▶ **Task requirements**
The answer must be a single number: how many lines in the entries below contain the word "ring".
[[ Data records, beginning ]]
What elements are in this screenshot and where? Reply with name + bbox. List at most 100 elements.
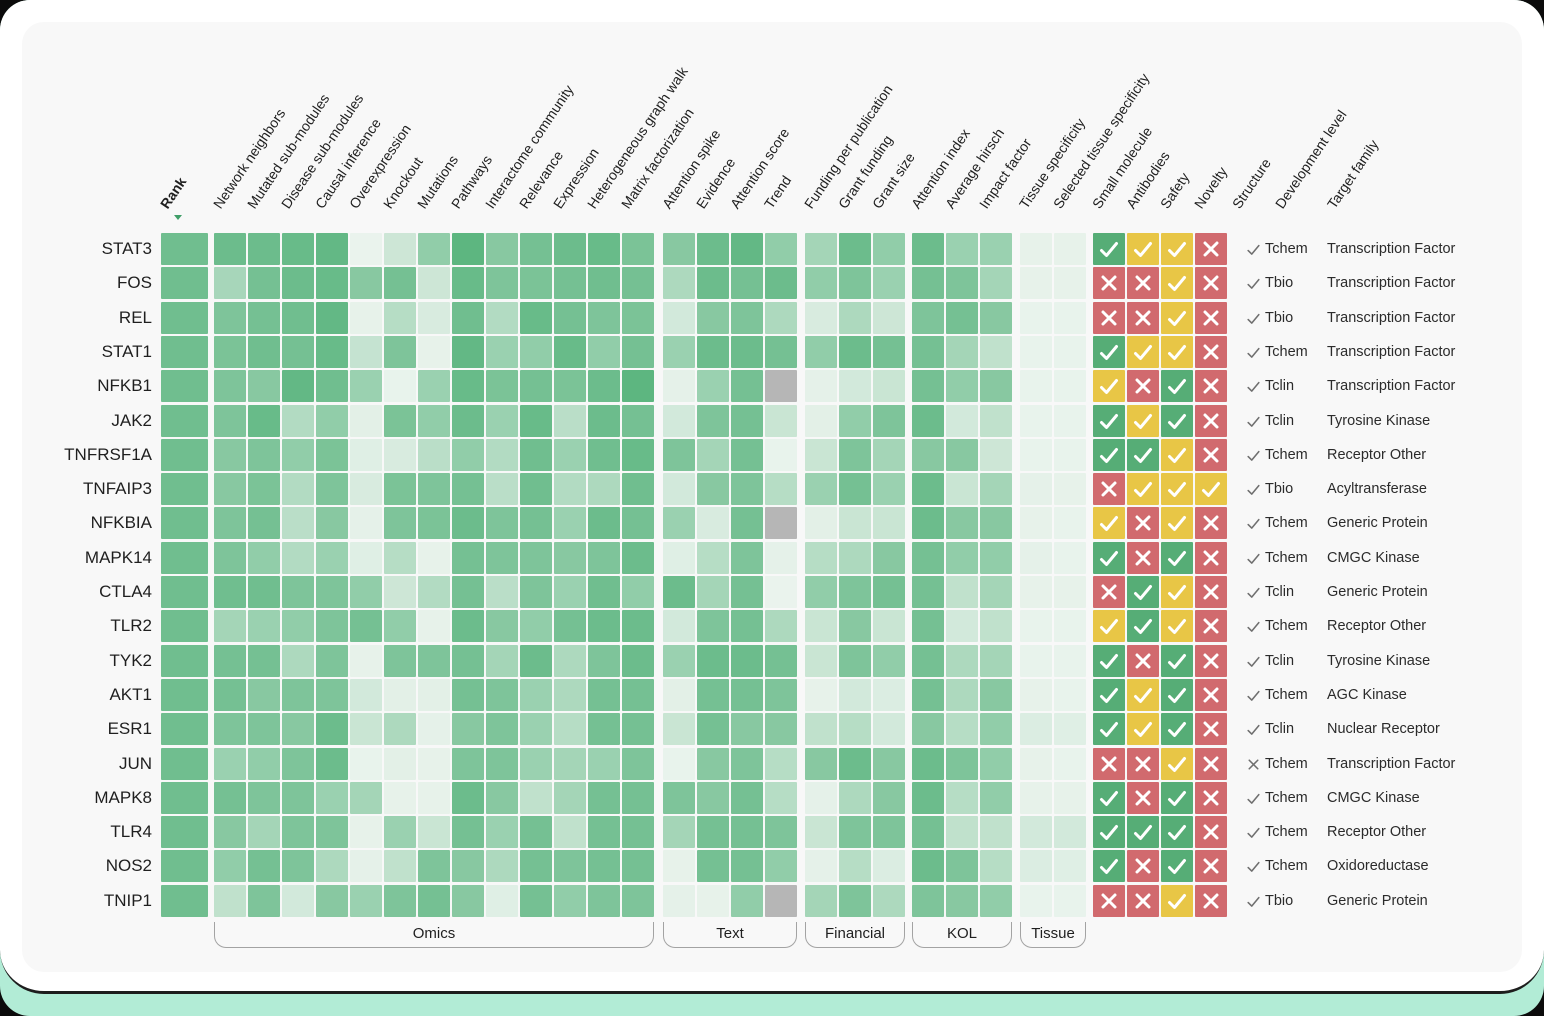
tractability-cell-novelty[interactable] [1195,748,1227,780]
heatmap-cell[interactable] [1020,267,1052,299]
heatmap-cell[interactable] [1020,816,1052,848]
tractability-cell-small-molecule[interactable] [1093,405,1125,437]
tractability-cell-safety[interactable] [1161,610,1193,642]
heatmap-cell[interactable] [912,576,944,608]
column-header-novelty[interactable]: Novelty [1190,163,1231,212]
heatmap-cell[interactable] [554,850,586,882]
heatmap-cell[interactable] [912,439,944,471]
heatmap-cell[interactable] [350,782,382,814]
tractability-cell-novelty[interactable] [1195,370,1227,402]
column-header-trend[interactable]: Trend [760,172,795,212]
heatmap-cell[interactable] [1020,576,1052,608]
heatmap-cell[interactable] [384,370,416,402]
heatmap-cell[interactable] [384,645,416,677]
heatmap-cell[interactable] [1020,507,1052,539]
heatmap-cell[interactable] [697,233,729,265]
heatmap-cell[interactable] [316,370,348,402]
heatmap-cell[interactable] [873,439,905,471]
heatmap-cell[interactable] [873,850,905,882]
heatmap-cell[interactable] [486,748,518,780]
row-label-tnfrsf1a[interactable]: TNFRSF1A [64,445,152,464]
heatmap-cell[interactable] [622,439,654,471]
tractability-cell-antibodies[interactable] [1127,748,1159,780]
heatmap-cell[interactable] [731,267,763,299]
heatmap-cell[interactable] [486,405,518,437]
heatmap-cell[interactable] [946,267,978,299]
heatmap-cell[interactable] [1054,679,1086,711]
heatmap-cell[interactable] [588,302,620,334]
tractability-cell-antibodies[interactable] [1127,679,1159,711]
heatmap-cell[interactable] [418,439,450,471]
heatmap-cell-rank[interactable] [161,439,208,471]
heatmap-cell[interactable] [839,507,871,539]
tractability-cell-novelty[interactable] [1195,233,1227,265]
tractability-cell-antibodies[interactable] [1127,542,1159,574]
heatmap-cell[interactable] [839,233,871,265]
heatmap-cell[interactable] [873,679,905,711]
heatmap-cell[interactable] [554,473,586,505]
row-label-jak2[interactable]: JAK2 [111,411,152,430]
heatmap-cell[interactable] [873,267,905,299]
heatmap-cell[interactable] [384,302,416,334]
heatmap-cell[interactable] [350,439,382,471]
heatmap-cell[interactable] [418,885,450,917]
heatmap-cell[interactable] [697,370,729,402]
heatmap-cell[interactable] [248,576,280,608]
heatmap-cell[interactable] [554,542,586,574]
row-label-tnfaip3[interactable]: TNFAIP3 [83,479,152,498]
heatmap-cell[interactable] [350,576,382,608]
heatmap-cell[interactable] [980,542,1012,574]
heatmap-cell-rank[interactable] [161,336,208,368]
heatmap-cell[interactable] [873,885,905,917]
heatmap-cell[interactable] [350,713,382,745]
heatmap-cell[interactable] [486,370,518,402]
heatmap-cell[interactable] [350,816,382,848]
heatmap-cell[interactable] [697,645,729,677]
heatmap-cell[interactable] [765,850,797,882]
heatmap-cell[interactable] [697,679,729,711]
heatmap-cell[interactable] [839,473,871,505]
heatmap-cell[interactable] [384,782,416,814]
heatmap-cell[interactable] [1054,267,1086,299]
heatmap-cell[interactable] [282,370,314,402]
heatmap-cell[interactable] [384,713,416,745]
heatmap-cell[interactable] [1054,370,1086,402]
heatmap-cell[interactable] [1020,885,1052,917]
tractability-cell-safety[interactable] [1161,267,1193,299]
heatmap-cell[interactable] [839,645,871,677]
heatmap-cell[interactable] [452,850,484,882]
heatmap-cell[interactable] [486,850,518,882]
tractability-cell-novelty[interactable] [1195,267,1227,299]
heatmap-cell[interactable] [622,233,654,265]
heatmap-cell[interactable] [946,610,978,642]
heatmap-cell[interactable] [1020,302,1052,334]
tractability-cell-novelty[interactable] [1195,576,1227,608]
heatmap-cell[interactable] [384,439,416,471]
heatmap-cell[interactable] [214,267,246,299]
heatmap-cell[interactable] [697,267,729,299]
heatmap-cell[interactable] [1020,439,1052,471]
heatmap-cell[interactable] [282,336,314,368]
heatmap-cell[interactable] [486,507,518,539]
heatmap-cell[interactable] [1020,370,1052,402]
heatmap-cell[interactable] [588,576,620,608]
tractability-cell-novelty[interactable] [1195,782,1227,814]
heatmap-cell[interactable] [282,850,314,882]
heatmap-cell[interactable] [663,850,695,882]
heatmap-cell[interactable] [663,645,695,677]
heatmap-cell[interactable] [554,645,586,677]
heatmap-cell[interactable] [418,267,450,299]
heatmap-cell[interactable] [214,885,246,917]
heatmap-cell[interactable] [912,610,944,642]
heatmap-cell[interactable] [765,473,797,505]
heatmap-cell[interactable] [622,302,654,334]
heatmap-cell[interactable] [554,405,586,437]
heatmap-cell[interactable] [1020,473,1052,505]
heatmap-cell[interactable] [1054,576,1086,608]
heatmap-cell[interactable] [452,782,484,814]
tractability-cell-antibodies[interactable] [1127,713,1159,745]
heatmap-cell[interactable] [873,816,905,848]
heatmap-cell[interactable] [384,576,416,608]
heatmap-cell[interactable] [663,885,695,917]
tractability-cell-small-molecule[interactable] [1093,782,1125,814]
[[ Data records, end ]]
[[ Data records, beginning ]]
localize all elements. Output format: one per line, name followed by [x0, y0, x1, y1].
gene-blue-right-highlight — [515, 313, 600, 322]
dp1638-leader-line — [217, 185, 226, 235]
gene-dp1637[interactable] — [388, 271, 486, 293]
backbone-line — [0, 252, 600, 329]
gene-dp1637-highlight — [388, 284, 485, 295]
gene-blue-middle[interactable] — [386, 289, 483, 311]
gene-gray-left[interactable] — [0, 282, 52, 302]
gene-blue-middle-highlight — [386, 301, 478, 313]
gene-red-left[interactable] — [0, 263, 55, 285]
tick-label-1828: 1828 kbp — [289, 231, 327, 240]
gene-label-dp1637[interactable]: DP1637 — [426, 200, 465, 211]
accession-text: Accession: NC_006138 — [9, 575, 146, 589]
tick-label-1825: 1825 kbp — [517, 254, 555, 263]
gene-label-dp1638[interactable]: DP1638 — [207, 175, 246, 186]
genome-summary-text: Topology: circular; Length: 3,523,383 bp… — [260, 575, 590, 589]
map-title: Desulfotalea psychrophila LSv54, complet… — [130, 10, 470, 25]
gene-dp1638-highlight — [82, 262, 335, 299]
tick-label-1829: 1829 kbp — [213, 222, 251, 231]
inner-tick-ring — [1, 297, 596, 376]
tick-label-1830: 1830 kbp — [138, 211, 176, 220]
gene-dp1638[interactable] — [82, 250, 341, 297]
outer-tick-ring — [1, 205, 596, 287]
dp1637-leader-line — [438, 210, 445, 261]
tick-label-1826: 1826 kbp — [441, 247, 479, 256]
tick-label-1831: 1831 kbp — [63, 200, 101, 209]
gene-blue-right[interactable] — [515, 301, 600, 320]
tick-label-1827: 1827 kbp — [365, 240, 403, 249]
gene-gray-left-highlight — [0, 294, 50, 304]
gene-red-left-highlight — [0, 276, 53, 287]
[[ Data records, end ]]
▶ **Result for this exercise**
2